::: Data for this task
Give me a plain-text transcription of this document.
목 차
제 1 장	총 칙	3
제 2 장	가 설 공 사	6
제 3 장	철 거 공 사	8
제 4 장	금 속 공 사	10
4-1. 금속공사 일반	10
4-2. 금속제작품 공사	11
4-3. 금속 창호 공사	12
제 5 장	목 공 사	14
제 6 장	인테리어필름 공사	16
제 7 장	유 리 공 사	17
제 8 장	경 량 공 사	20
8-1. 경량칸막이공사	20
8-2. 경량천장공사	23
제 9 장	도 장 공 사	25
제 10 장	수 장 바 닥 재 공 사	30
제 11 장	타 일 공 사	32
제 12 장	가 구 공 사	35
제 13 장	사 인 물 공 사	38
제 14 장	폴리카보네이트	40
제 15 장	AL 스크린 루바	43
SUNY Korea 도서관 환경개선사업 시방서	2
::::::
→ **Problem to work on**
Transcribe every entry exactly, omitting nothing.

→ **Written solution**
Give me a plain-text transcription of this document.
목 차
제 1 장	총 칙	3
제 2 장	가 설 공 사	6
제 3 장	철 거 공 사	8
제 4 장	금 속 공 사	10
4-1. 금속공사 일반	10
4-2. 금속제작품 공사	11
4-3. 금속 창호 공사	12
제 5 장	목 공 사	14
제 6 장	인테리어필름 공사	16
제 7 장	유 리 공 사	17
제 8 장	경 량 공 사	20
8-1. 경량칸막이공사	20
8-2. 경량천장공사	23
제 9 장	도 장 공 사	25
제 10 장	수 장 바 닥 재 공 사	30
제 11 장	타 일 공 사	32
제 12 장	가 구 공 사	35
제 13 장	사 인 물 공 사	38
제 14 장	폴리카보네이트	40
제 15 장	AL 스크린 루바	43
SUNY Korea 도서관 환경개선사업 시방서	2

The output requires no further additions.